■ Using the information
a - In the project team Q&A text, where are the promises about team members' hours listed?
b - In the project team Q&A text, start at the words "Implement early on." and stop after "suits for everyone.", switching "Motivational issues" to "Morale problems".
c - Pick up the project team Q&A text on scheduling and remote working, continuing after its last sentence.

■ Text excerpt
Implement early on. Contact customer as often as possible. Be lean.
Q8: ”Project team members might have different schedules because of work or other studies. Team members might not be able to work at the same time or can't allocate the same amount of time for every sprint. What risks can this cause and how to counter them?”
A: No need for everybody to do the same amount of hours (promises are listed in Project Plan). Communication is important, leave no gaps. Groupmembers can be active, informing when their tasks are done, and then they may help others.
Group's answer: Some tasks can't be finished in time without good scheduling. Motivational issues. One task failing leads to another. Communicate (daily) as often as needed. Divide workload and time it so that it suits for everyone.
Q9: ”Our team's members are all working in different
companies and some even in different cities. Because of that we have quite rare possibilities to meet with whole team face to face. Is there any good at least somehow defined practises for remote working? Is there some common problems with remote working that can be avoided if the problem is known?”

Bounding box prediction data

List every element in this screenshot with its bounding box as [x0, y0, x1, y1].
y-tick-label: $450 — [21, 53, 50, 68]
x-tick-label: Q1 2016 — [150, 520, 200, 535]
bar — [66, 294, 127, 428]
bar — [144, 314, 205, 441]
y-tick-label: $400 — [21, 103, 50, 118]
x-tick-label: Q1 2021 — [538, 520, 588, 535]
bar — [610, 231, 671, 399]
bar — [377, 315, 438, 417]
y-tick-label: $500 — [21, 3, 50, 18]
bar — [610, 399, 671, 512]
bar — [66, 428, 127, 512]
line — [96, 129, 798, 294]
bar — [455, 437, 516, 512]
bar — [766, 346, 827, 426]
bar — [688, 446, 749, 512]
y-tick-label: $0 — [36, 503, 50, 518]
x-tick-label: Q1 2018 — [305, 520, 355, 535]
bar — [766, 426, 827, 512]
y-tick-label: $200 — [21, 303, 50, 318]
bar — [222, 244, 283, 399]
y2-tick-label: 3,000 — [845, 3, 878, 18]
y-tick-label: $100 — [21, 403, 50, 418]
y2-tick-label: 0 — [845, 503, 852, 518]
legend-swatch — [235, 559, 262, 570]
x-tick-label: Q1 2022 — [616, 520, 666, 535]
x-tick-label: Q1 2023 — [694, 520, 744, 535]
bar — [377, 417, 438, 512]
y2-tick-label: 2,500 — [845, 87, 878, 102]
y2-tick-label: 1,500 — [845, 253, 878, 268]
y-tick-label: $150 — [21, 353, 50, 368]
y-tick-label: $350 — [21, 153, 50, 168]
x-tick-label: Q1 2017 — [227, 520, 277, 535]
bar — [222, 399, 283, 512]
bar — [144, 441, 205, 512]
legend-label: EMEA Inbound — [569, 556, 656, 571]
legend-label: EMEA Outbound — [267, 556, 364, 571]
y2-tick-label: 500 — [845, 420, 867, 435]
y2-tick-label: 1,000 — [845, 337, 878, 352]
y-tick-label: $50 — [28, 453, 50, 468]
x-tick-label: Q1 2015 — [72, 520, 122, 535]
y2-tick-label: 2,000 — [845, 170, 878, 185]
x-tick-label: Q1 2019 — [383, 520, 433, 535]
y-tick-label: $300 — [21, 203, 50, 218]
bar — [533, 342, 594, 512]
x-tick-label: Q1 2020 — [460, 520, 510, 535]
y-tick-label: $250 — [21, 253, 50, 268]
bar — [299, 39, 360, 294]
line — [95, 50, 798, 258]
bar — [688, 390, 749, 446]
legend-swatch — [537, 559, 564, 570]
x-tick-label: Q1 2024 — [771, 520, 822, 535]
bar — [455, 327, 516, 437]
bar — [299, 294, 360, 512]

■ Task-by-task outputs
a - They are listed in the Project Plan.

b -
Implement early on. Contact customer as often as possible. Be lean.
Q8: ”Project team members might have different schedules because of work or other studies. Team members might not be able to work at the same time or can't allocate the same amount of time for every sprint. What risks can this cause and how to counter them?”
A: No need for everybody to do the same amount of hours (promises are listed in Project Plan). Communication is important, leave no gaps. Groupmembers can be active, informing when their tasks are done, and then they may help others.
Group's answer: Some tasks can't be finished in time without good scheduling. Morale problems. One task failing leads to another. Communicate (daily) as often as needed. Divide workload and time it so that it suits for everyone.

c -
A: Gather ”around the same table” whenever possible. The distant members use Skype or something like that. Have
good memos from meetings in some accessible place. A fixed weekly meeting time is very strongly recommended.
Group's answer: Use IRC, Skype, etc. For instant messaging. Also video conference. Make sure messaging tools are
available. Daily IRC/Skype IM meetings and weekly video conferences.
Q10: ”Should one person be responsible for coming up with all the tasks for other group memebers or would it be better to share the responsibility? For example one person is
responsible for the frontend and the other backend.” A: It is good to divide tasks, P.M. looks over the whole
project. In implementation the sw architect handles the big picture.
Group's answer: Share the responsibility because if the project is large enough, only one person can't understand the whole project.
3. members from groups: G1, G4, G10
Q11: ”What are the best project management tools based on your experience?”
A: The best tool is something you CAN use, i.e. know how to get most out of it. ”You don't find a perfect tool...”.
Allright, here is Tensu's list of good P.M. tools: 1. paper and pencil
2. coffee room table 3. sauna party
4. paper calendar (with all deadlines etc. marked).
Group's answer: The best tool is the most suitable one, e.g. JIRA. Depends on the number of users, money (licences), scope of the project etc., project method: waterfall/agile.
Q12: ”Our project is a game. So are there any specific project management topics that should be taken into
account more closely in a game project than in other software projects?”
A: There should be one ”lead designer”, who manages the ”story” of the game. Iterative development is a must.
Group's answer: The definition needs to be done more carefully (technologies etc.). Prototyping is important -> fast feedback.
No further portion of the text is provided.